Set problem →
Return the lines where the word "Командировка" occurs.

Data shown →
━━━━━━━━━━━━━━━━━━━━━━━━━━━━━━

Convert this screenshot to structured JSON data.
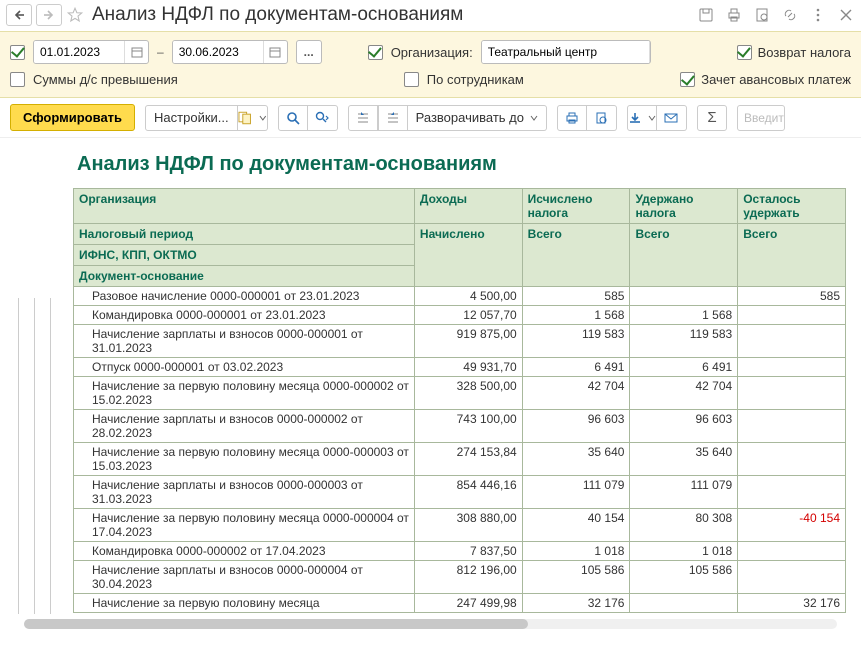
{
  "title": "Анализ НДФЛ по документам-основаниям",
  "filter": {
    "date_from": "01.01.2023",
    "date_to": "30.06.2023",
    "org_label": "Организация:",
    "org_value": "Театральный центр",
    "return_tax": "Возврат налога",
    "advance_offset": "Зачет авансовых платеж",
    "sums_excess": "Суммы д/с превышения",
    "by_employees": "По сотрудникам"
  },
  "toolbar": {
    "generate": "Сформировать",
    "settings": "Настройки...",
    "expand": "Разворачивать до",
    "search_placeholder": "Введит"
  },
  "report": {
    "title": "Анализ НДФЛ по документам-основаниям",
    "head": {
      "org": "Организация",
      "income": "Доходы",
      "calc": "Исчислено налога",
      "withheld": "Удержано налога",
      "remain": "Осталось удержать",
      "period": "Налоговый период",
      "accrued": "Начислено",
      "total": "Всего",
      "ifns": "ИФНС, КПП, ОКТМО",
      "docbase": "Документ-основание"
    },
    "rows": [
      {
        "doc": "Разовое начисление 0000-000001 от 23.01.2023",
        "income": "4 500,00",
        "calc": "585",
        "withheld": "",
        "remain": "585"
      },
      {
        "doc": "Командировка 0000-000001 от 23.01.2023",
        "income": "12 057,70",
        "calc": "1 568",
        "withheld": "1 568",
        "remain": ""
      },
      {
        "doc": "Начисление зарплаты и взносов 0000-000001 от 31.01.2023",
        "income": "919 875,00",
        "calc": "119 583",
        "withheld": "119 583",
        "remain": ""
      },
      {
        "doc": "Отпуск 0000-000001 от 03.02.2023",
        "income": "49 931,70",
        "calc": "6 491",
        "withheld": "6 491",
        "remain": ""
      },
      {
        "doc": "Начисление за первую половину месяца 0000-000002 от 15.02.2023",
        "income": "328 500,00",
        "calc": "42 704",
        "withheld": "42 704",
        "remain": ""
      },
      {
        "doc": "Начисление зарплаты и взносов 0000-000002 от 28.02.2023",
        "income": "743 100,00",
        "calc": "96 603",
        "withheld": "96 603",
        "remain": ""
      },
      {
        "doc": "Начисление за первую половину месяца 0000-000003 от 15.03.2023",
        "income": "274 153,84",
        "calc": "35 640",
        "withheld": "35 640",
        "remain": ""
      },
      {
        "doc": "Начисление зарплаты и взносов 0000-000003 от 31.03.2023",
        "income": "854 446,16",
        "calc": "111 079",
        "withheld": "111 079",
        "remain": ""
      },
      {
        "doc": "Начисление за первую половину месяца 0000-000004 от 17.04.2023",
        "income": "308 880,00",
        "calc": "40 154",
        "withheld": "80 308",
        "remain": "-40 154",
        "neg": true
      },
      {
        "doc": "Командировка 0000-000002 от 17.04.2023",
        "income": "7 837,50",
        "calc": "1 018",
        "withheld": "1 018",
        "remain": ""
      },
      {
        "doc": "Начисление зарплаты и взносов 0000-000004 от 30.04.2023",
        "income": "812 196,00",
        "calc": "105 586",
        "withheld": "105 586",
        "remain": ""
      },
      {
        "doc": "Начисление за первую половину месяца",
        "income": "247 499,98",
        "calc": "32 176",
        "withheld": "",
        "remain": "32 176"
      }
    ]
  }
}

━━━━━━━━━━━━━━━━━━━━━━━━━━━━━━

Response to this task →
        "doc": "Командировка 0000-000001 от 23.01.2023",
        "doc": "Командировка 0000-000002 от 17.04.2023",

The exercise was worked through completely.